-- begin --
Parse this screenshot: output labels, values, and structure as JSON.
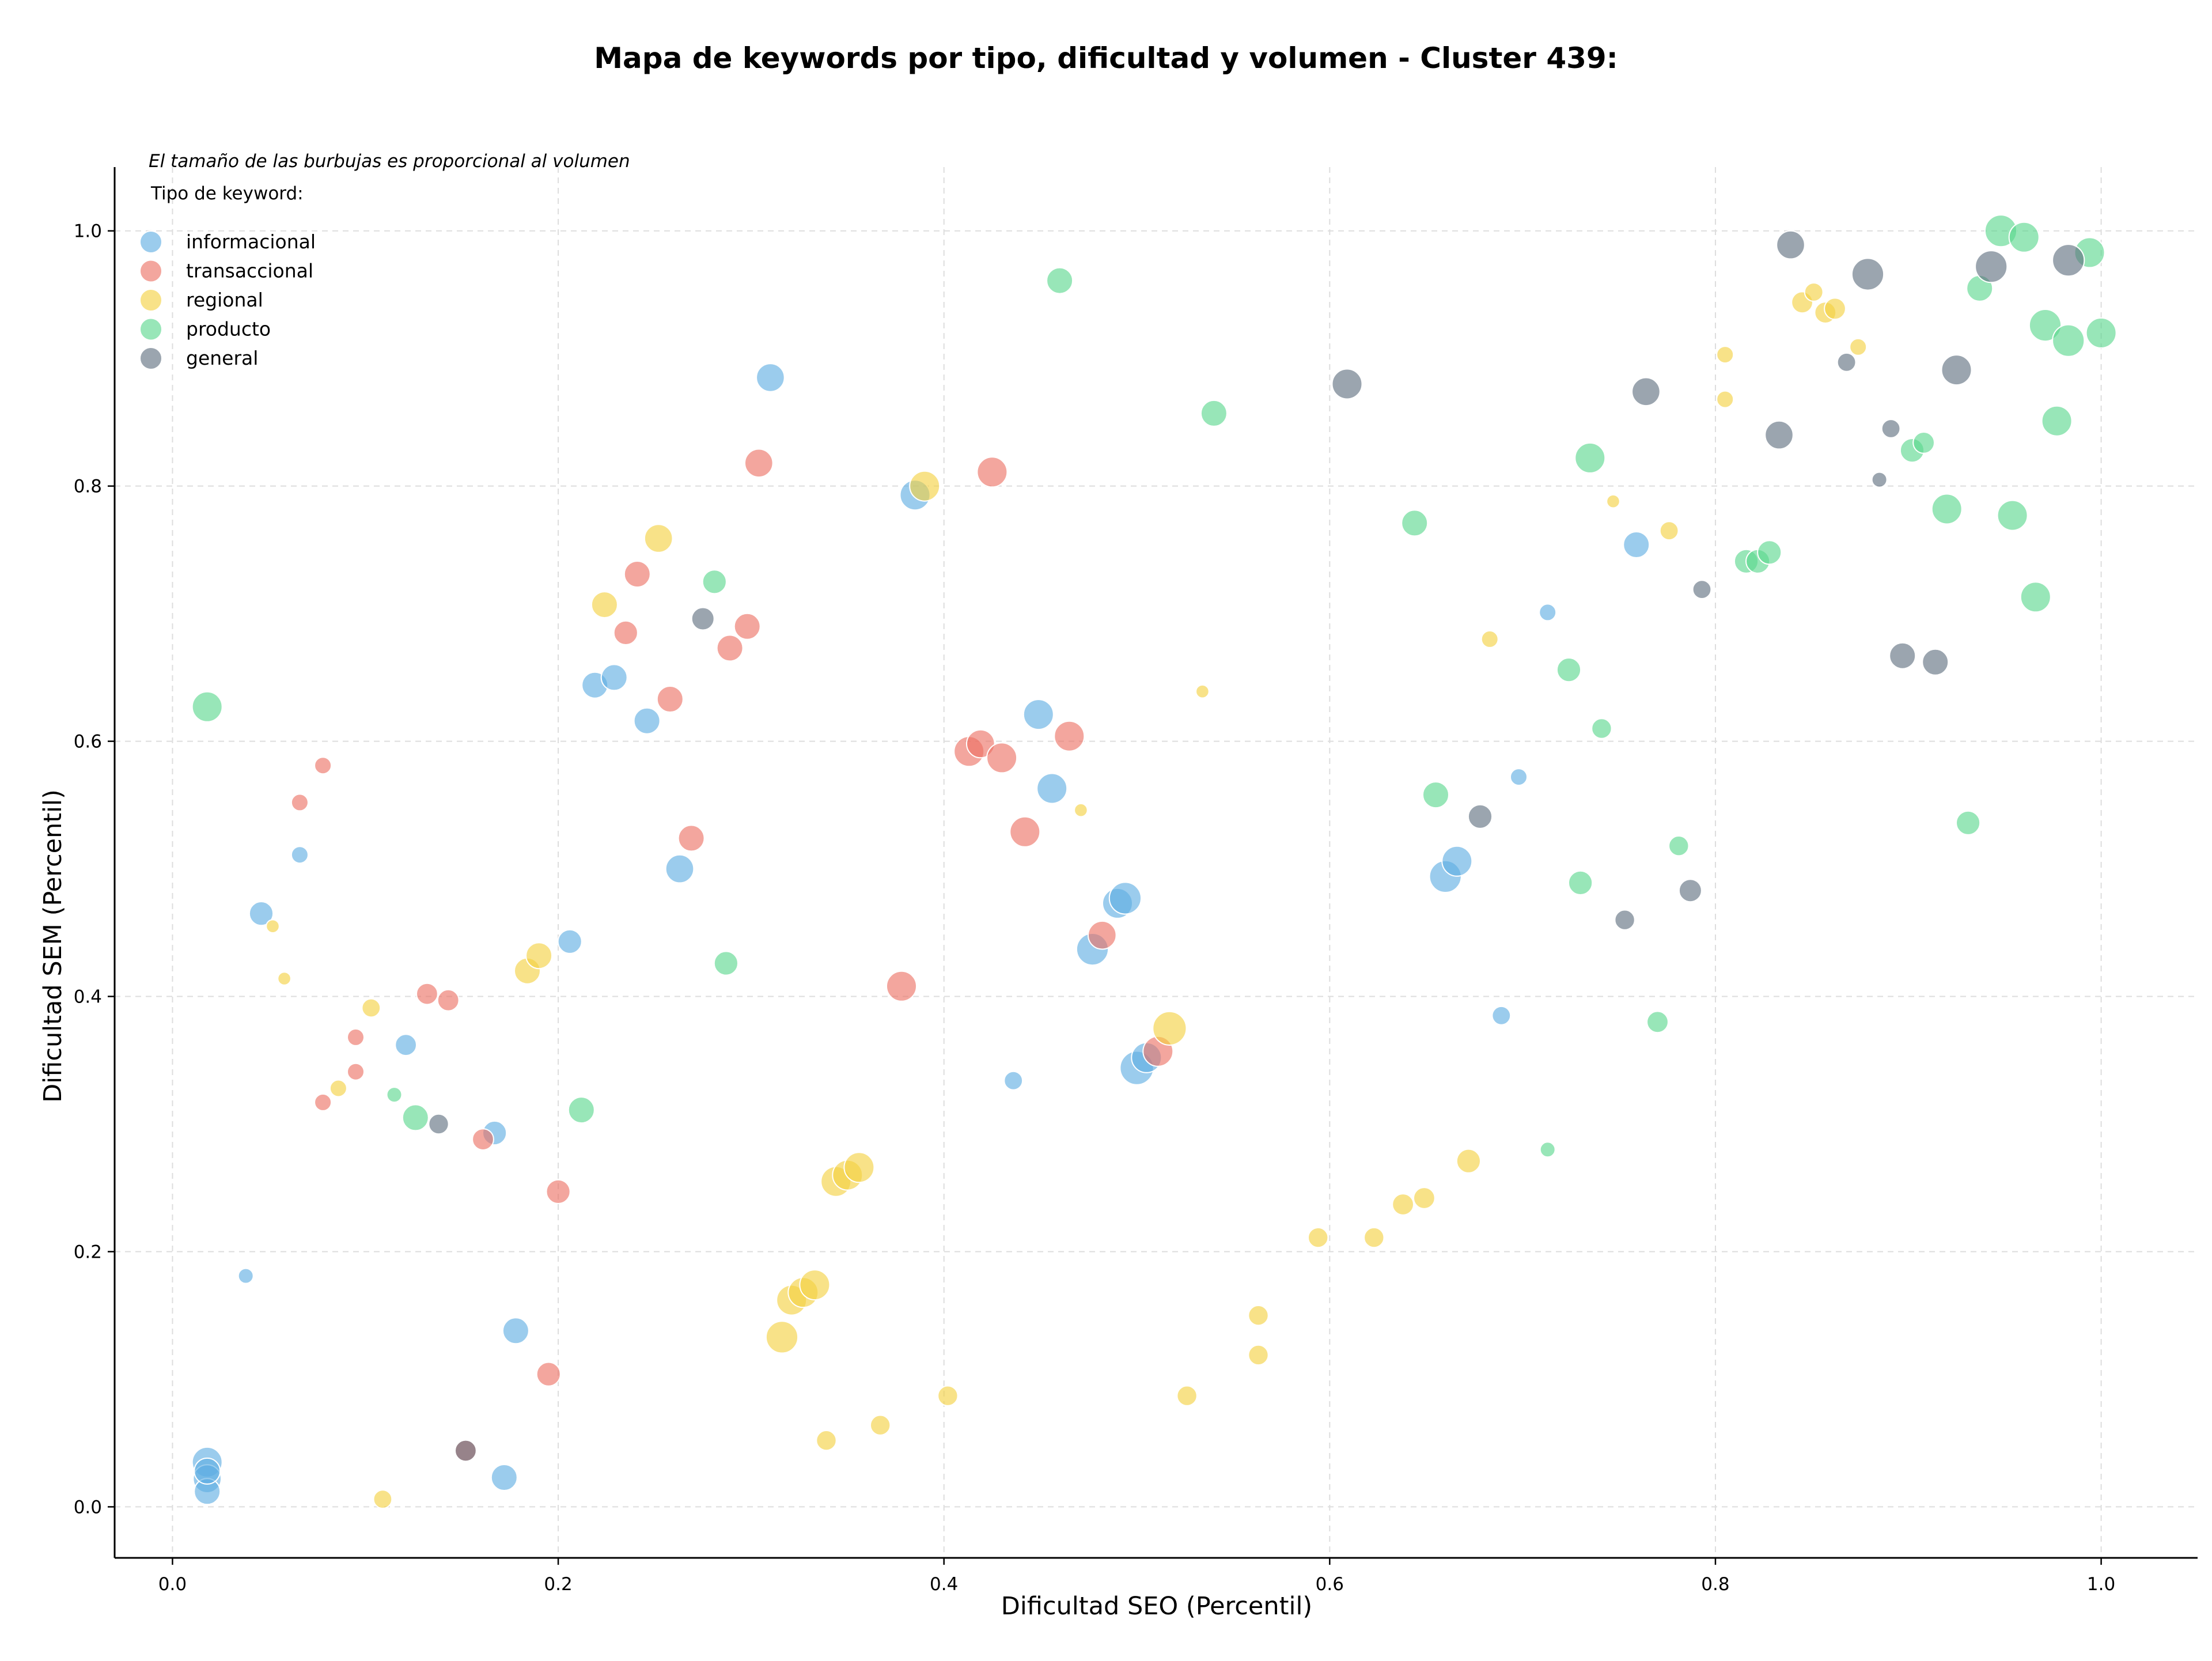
{
  "chart_data": {
    "type": "scatter",
    "title": "Mapa de keywords por tipo, dificultad y volumen - Cluster 439:",
    "xlabel": "Dificultad SEO (Percentil)",
    "ylabel": "Dificultad SEM (Percentil)",
    "xlim": [
      -0.03,
      1.05
    ],
    "ylim": [
      -0.04,
      1.05
    ],
    "x_ticks": [
      "0.0",
      "0.2",
      "0.4",
      "0.6",
      "0.8",
      "1.0"
    ],
    "y_ticks": [
      "0.0",
      "0.2",
      "0.4",
      "0.6",
      "0.8",
      "1.0"
    ],
    "grid": true,
    "note": "El tamaño de las burbujas es proporcional al volumen",
    "legend_title": "Tipo de keyword:",
    "legend_position": "top-left",
    "series": [
      {
        "name": "informacional",
        "color": "#5DADE2",
        "points": [
          {
            "x": 0.018,
            "y": 0.035,
            "size": 8
          },
          {
            "x": 0.018,
            "y": 0.022,
            "size": 7
          },
          {
            "x": 0.018,
            "y": 0.012,
            "size": 6
          },
          {
            "x": 0.018,
            "y": 0.028,
            "size": 6
          },
          {
            "x": 0.038,
            "y": 0.181,
            "size": 2
          },
          {
            "x": 0.046,
            "y": 0.465,
            "size": 5
          },
          {
            "x": 0.066,
            "y": 0.511,
            "size": 2.5
          },
          {
            "x": 0.121,
            "y": 0.362,
            "size": 4
          },
          {
            "x": 0.167,
            "y": 0.293,
            "size": 5
          },
          {
            "x": 0.172,
            "y": 0.023,
            "size": 6
          },
          {
            "x": 0.178,
            "y": 0.138,
            "size": 6
          },
          {
            "x": 0.206,
            "y": 0.443,
            "size": 5
          },
          {
            "x": 0.219,
            "y": 0.644,
            "size": 6
          },
          {
            "x": 0.229,
            "y": 0.65,
            "size": 6
          },
          {
            "x": 0.246,
            "y": 0.616,
            "size": 6
          },
          {
            "x": 0.263,
            "y": 0.5,
            "size": 7
          },
          {
            "x": 0.31,
            "y": 0.885,
            "size": 7
          },
          {
            "x": 0.385,
            "y": 0.793,
            "size": 8
          },
          {
            "x": 0.436,
            "y": 0.334,
            "size": 3
          },
          {
            "x": 0.449,
            "y": 0.621,
            "size": 8
          },
          {
            "x": 0.456,
            "y": 0.563,
            "size": 8
          },
          {
            "x": 0.477,
            "y": 0.437,
            "size": 9
          },
          {
            "x": 0.49,
            "y": 0.473,
            "size": 8
          },
          {
            "x": 0.494,
            "y": 0.477,
            "size": 9
          },
          {
            "x": 0.5,
            "y": 0.344,
            "size": 10
          },
          {
            "x": 0.505,
            "y": 0.352,
            "size": 8
          },
          {
            "x": 0.66,
            "y": 0.494,
            "size": 9
          },
          {
            "x": 0.666,
            "y": 0.506,
            "size": 8
          },
          {
            "x": 0.689,
            "y": 0.385,
            "size": 3
          },
          {
            "x": 0.698,
            "y": 0.572,
            "size": 2.5
          },
          {
            "x": 0.713,
            "y": 0.701,
            "size": 2.5
          },
          {
            "x": 0.759,
            "y": 0.754,
            "size": 6
          }
        ]
      },
      {
        "name": "transaccional",
        "color": "#EC7063",
        "points": [
          {
            "x": 0.078,
            "y": 0.581,
            "size": 2.5
          },
          {
            "x": 0.066,
            "y": 0.552,
            "size": 2.5
          },
          {
            "x": 0.095,
            "y": 0.368,
            "size": 2.5
          },
          {
            "x": 0.095,
            "y": 0.341,
            "size": 2.5
          },
          {
            "x": 0.078,
            "y": 0.317,
            "size": 2.5
          },
          {
            "x": 0.132,
            "y": 0.402,
            "size": 4
          },
          {
            "x": 0.143,
            "y": 0.397,
            "size": 4
          },
          {
            "x": 0.161,
            "y": 0.288,
            "size": 4
          },
          {
            "x": 0.152,
            "y": 0.044,
            "size": 4
          },
          {
            "x": 0.195,
            "y": 0.104,
            "size": 5
          },
          {
            "x": 0.2,
            "y": 0.247,
            "size": 5
          },
          {
            "x": 0.241,
            "y": 0.731,
            "size": 6
          },
          {
            "x": 0.235,
            "y": 0.685,
            "size": 5
          },
          {
            "x": 0.258,
            "y": 0.633,
            "size": 6
          },
          {
            "x": 0.269,
            "y": 0.524,
            "size": 6
          },
          {
            "x": 0.289,
            "y": 0.673,
            "size": 6
          },
          {
            "x": 0.298,
            "y": 0.69,
            "size": 6
          },
          {
            "x": 0.304,
            "y": 0.818,
            "size": 7
          },
          {
            "x": 0.378,
            "y": 0.408,
            "size": 8
          },
          {
            "x": 0.413,
            "y": 0.592,
            "size": 8
          },
          {
            "x": 0.419,
            "y": 0.598,
            "size": 7
          },
          {
            "x": 0.425,
            "y": 0.811,
            "size": 8
          },
          {
            "x": 0.43,
            "y": 0.587,
            "size": 8
          },
          {
            "x": 0.442,
            "y": 0.529,
            "size": 8
          },
          {
            "x": 0.465,
            "y": 0.604,
            "size": 8
          },
          {
            "x": 0.482,
            "y": 0.448,
            "size": 7
          },
          {
            "x": 0.511,
            "y": 0.357,
            "size": 8
          }
        ]
      },
      {
        "name": "regional",
        "color": "#F4D03F",
        "points": [
          {
            "x": 0.052,
            "y": 0.455,
            "size": 1.5
          },
          {
            "x": 0.058,
            "y": 0.414,
            "size": 1.5
          },
          {
            "x": 0.103,
            "y": 0.391,
            "size": 3
          },
          {
            "x": 0.086,
            "y": 0.328,
            "size": 2.5
          },
          {
            "x": 0.109,
            "y": 0.006,
            "size": 3
          },
          {
            "x": 0.184,
            "y": 0.42,
            "size": 6
          },
          {
            "x": 0.19,
            "y": 0.432,
            "size": 6
          },
          {
            "x": 0.224,
            "y": 0.707,
            "size": 6
          },
          {
            "x": 0.252,
            "y": 0.759,
            "size": 7
          },
          {
            "x": 0.316,
            "y": 0.133,
            "size": 9
          },
          {
            "x": 0.321,
            "y": 0.162,
            "size": 8
          },
          {
            "x": 0.327,
            "y": 0.168,
            "size": 8
          },
          {
            "x": 0.333,
            "y": 0.174,
            "size": 8
          },
          {
            "x": 0.339,
            "y": 0.052,
            "size": 3.5
          },
          {
            "x": 0.344,
            "y": 0.255,
            "size": 8
          },
          {
            "x": 0.35,
            "y": 0.26,
            "size": 8
          },
          {
            "x": 0.356,
            "y": 0.266,
            "size": 8
          },
          {
            "x": 0.367,
            "y": 0.064,
            "size": 3.5
          },
          {
            "x": 0.39,
            "y": 0.8,
            "size": 8
          },
          {
            "x": 0.402,
            "y": 0.087,
            "size": 3.5
          },
          {
            "x": 0.471,
            "y": 0.546,
            "size": 1.5
          },
          {
            "x": 0.517,
            "y": 0.375,
            "size": 10
          },
          {
            "x": 0.526,
            "y": 0.087,
            "size": 3.5
          },
          {
            "x": 0.534,
            "y": 0.639,
            "size": 1.5
          },
          {
            "x": 0.563,
            "y": 0.15,
            "size": 3.5
          },
          {
            "x": 0.563,
            "y": 0.119,
            "size": 3.5
          },
          {
            "x": 0.594,
            "y": 0.211,
            "size": 3.5
          },
          {
            "x": 0.623,
            "y": 0.211,
            "size": 3.5
          },
          {
            "x": 0.638,
            "y": 0.237,
            "size": 4
          },
          {
            "x": 0.649,
            "y": 0.242,
            "size": 4
          },
          {
            "x": 0.672,
            "y": 0.271,
            "size": 5
          },
          {
            "x": 0.683,
            "y": 0.68,
            "size": 2.5
          },
          {
            "x": 0.747,
            "y": 0.788,
            "size": 1.5
          },
          {
            "x": 0.776,
            "y": 0.765,
            "size": 3
          },
          {
            "x": 0.805,
            "y": 0.903,
            "size": 2.5
          },
          {
            "x": 0.805,
            "y": 0.868,
            "size": 2.5
          },
          {
            "x": 0.845,
            "y": 0.944,
            "size": 4
          },
          {
            "x": 0.851,
            "y": 0.952,
            "size": 3
          },
          {
            "x": 0.857,
            "y": 0.936,
            "size": 4
          },
          {
            "x": 0.862,
            "y": 0.939,
            "size": 4
          },
          {
            "x": 0.874,
            "y": 0.909,
            "size": 2.5
          }
        ]
      },
      {
        "name": "producto",
        "color": "#58D68D",
        "points": [
          {
            "x": 0.018,
            "y": 0.627,
            "size": 8
          },
          {
            "x": 0.115,
            "y": 0.323,
            "size": 2
          },
          {
            "x": 0.126,
            "y": 0.305,
            "size": 6
          },
          {
            "x": 0.212,
            "y": 0.311,
            "size": 6
          },
          {
            "x": 0.281,
            "y": 0.725,
            "size": 5
          },
          {
            "x": 0.287,
            "y": 0.426,
            "size": 5
          },
          {
            "x": 0.46,
            "y": 0.961,
            "size": 6
          },
          {
            "x": 0.54,
            "y": 0.857,
            "size": 6
          },
          {
            "x": 0.644,
            "y": 0.771,
            "size": 6
          },
          {
            "x": 0.655,
            "y": 0.558,
            "size": 6
          },
          {
            "x": 0.713,
            "y": 0.28,
            "size": 2
          },
          {
            "x": 0.724,
            "y": 0.656,
            "size": 5
          },
          {
            "x": 0.73,
            "y": 0.489,
            "size": 5
          },
          {
            "x": 0.735,
            "y": 0.822,
            "size": 8
          },
          {
            "x": 0.741,
            "y": 0.61,
            "size": 3.5
          },
          {
            "x": 0.77,
            "y": 0.38,
            "size": 4
          },
          {
            "x": 0.781,
            "y": 0.518,
            "size": 3.5
          },
          {
            "x": 0.816,
            "y": 0.741,
            "size": 5
          },
          {
            "x": 0.822,
            "y": 0.741,
            "size": 5
          },
          {
            "x": 0.828,
            "y": 0.748,
            "size": 5
          },
          {
            "x": 0.902,
            "y": 0.828,
            "size": 5
          },
          {
            "x": 0.908,
            "y": 0.834,
            "size": 4
          },
          {
            "x": 0.92,
            "y": 0.782,
            "size": 8
          },
          {
            "x": 0.931,
            "y": 0.536,
            "size": 5
          },
          {
            "x": 0.937,
            "y": 0.955,
            "size": 6
          },
          {
            "x": 0.948,
            "y": 1.0,
            "size": 9
          },
          {
            "x": 0.954,
            "y": 0.777,
            "size": 8
          },
          {
            "x": 0.96,
            "y": 0.995,
            "size": 8
          },
          {
            "x": 0.966,
            "y": 0.713,
            "size": 8
          },
          {
            "x": 0.971,
            "y": 0.926,
            "size": 9
          },
          {
            "x": 0.977,
            "y": 0.851,
            "size": 8
          },
          {
            "x": 0.983,
            "y": 0.914,
            "size": 9
          },
          {
            "x": 0.994,
            "y": 0.983,
            "size": 8
          },
          {
            "x": 1.0,
            "y": 0.92,
            "size": 8
          }
        ]
      },
      {
        "name": "general",
        "color": "#5D6D7E",
        "points": [
          {
            "x": 0.138,
            "y": 0.3,
            "size": 3.5
          },
          {
            "x": 0.152,
            "y": 0.044,
            "size": 4
          },
          {
            "x": 0.275,
            "y": 0.696,
            "size": 4.5
          },
          {
            "x": 0.609,
            "y": 0.88,
            "size": 8
          },
          {
            "x": 0.678,
            "y": 0.541,
            "size": 5
          },
          {
            "x": 0.753,
            "y": 0.46,
            "size": 3.5
          },
          {
            "x": 0.764,
            "y": 0.874,
            "size": 7
          },
          {
            "x": 0.787,
            "y": 0.483,
            "size": 4.5
          },
          {
            "x": 0.793,
            "y": 0.719,
            "size": 3
          },
          {
            "x": 0.833,
            "y": 0.84,
            "size": 7
          },
          {
            "x": 0.839,
            "y": 0.989,
            "size": 7
          },
          {
            "x": 0.868,
            "y": 0.897,
            "size": 3
          },
          {
            "x": 0.879,
            "y": 0.966,
            "size": 9
          },
          {
            "x": 0.885,
            "y": 0.805,
            "size": 2
          },
          {
            "x": 0.891,
            "y": 0.845,
            "size": 3
          },
          {
            "x": 0.897,
            "y": 0.667,
            "size": 6
          },
          {
            "x": 0.914,
            "y": 0.662,
            "size": 6
          },
          {
            "x": 0.925,
            "y": 0.891,
            "size": 8
          },
          {
            "x": 0.943,
            "y": 0.972,
            "size": 9
          },
          {
            "x": 0.983,
            "y": 0.977,
            "size": 9
          }
        ]
      }
    ]
  }
}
-- end --
_Task description_. Looking at the entries above, how many lines contain the word "color"? Answer with the number alone.

_Final result_. 5